» Stored data
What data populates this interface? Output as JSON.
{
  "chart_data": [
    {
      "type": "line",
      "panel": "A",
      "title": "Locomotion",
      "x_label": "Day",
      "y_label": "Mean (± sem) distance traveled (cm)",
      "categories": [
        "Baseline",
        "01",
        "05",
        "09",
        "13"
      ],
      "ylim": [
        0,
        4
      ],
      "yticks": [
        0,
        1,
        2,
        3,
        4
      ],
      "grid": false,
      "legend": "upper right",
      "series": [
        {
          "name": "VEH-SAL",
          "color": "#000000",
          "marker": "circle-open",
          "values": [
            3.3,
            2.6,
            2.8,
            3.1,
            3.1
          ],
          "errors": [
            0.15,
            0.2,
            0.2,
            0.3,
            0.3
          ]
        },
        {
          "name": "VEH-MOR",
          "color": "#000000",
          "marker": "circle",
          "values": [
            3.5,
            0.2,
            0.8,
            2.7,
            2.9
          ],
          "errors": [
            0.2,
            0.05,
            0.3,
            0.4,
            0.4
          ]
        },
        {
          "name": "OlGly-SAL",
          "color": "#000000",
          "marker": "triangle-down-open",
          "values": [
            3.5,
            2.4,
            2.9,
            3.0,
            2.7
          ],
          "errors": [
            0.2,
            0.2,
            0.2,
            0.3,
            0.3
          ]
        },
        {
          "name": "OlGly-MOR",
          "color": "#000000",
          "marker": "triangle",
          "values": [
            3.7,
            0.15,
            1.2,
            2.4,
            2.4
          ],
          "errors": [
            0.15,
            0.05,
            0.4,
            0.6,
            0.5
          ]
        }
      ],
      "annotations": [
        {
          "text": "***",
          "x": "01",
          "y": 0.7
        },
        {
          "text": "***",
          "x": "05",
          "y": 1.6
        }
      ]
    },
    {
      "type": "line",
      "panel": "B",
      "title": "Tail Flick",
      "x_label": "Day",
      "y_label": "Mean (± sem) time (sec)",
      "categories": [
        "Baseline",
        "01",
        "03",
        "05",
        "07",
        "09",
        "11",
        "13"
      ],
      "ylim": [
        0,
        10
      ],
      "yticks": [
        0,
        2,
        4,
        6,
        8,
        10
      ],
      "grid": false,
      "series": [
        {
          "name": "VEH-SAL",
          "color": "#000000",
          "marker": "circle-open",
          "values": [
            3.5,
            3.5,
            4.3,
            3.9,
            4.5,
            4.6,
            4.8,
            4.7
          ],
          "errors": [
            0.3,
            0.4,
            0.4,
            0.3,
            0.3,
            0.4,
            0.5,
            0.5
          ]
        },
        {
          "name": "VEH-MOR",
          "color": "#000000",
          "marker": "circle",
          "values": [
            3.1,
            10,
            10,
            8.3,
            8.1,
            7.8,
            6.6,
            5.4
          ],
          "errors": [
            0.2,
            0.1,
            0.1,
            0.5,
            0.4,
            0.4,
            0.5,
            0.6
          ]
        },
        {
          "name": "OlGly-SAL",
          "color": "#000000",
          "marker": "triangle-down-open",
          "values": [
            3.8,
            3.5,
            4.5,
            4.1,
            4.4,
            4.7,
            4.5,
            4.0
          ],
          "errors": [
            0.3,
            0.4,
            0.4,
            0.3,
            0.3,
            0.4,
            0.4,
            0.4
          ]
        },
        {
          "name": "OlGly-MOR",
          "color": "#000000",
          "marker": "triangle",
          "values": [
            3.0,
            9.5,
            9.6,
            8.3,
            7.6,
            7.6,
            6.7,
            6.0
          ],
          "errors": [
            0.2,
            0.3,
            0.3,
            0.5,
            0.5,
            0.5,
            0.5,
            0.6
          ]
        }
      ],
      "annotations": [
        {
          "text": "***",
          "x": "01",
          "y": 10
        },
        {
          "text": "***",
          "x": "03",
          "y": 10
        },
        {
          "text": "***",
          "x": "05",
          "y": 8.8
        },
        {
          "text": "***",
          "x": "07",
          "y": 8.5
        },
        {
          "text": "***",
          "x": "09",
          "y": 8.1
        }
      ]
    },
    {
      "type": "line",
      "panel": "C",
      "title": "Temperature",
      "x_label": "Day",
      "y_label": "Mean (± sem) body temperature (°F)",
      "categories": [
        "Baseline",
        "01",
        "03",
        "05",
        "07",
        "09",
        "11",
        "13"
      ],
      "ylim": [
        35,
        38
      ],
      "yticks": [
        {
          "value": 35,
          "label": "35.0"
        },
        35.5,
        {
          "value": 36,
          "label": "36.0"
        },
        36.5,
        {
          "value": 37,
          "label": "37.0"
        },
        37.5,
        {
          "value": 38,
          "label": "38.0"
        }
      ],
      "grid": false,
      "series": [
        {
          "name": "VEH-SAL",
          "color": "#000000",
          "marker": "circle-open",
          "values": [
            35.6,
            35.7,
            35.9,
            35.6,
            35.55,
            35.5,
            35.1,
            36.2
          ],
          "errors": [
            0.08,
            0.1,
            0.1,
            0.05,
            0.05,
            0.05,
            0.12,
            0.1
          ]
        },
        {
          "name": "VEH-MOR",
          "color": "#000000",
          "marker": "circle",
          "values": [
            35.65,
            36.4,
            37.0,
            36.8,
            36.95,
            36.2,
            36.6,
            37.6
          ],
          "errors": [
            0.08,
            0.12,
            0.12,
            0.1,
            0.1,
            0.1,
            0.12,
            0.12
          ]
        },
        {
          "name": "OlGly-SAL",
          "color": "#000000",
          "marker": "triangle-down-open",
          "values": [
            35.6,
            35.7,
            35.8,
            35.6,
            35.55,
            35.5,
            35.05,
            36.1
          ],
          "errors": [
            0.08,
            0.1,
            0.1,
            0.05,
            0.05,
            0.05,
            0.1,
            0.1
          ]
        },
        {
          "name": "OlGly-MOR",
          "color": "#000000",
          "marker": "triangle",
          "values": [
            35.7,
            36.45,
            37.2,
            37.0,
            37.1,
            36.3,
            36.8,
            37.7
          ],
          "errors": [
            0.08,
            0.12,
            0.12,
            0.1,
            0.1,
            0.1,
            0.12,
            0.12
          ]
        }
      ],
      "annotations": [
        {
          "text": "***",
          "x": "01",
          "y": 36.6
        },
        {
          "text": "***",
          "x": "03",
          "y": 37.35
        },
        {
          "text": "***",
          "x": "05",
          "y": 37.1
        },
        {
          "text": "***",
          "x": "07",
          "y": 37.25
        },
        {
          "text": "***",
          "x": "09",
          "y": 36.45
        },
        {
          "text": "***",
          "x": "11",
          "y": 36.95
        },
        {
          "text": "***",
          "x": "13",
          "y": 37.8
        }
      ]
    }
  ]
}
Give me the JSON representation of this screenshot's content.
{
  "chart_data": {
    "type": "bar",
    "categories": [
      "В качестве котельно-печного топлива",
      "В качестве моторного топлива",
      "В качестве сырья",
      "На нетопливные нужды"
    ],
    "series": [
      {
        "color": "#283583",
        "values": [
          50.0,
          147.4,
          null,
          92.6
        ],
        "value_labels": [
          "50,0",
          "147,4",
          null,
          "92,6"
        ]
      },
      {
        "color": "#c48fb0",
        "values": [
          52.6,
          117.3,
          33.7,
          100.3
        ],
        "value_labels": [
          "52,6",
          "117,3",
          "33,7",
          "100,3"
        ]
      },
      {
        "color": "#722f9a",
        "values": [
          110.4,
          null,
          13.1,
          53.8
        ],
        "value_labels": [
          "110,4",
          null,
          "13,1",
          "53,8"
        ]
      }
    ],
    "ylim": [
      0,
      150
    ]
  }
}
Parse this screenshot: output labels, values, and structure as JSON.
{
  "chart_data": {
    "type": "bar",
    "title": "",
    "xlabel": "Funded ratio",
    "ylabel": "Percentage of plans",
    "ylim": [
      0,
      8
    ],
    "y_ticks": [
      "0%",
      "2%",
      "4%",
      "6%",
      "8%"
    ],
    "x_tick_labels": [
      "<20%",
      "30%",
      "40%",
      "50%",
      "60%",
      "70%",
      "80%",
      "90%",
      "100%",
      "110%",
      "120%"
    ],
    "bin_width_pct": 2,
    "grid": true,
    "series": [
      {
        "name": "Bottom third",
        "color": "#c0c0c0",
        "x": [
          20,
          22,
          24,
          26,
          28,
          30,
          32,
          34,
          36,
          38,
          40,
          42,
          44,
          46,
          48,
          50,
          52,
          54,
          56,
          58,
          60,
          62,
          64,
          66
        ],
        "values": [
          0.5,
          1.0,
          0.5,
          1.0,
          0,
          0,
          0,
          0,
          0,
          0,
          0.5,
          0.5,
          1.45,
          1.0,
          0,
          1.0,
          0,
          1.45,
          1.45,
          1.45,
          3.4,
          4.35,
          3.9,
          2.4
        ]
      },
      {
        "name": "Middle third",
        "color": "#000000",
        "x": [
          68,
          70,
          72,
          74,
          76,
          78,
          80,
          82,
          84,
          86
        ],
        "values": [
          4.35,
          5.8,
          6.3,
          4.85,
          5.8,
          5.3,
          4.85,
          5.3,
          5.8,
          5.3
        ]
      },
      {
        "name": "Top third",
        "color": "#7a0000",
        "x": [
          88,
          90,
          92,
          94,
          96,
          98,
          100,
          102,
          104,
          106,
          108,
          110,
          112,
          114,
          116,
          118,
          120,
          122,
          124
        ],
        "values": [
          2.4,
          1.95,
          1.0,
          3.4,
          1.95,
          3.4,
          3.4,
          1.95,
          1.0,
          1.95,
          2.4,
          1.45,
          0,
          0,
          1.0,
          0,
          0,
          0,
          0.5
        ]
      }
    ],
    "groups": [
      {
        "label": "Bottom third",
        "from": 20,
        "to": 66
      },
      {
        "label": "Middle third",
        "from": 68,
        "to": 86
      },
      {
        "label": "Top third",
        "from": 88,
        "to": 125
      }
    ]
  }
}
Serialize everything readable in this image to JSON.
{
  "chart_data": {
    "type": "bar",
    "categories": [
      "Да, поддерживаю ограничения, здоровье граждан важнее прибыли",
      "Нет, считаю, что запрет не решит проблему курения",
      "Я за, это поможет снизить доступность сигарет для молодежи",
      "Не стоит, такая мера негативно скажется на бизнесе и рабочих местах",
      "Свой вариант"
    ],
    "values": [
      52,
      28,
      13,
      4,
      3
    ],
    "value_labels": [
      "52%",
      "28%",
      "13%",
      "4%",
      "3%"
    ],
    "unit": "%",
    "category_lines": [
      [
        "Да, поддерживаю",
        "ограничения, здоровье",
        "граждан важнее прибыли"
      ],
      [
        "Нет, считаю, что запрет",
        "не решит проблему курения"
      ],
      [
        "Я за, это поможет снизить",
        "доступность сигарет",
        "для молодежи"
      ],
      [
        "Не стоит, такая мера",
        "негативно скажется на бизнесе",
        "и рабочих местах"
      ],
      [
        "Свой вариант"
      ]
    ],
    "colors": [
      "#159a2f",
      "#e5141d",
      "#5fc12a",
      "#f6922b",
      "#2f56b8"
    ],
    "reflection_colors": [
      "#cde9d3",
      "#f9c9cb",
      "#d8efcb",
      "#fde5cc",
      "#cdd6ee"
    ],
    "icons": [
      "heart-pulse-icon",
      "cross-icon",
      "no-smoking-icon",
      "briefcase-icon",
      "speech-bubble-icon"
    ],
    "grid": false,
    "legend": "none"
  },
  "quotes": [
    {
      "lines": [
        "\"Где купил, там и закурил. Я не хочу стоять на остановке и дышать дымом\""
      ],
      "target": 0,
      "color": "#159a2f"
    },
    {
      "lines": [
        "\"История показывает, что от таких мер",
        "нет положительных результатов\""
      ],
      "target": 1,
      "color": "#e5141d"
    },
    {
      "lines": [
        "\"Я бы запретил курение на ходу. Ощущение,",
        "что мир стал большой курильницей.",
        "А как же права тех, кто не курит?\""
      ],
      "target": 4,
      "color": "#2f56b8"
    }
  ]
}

» Brief
Copy out the lines that hold "скажется".

» Written reply
      "Не стоит, такая мера негативно скажется на бизнесе и рабочих местах",
        "негативно скажется на бизнесе",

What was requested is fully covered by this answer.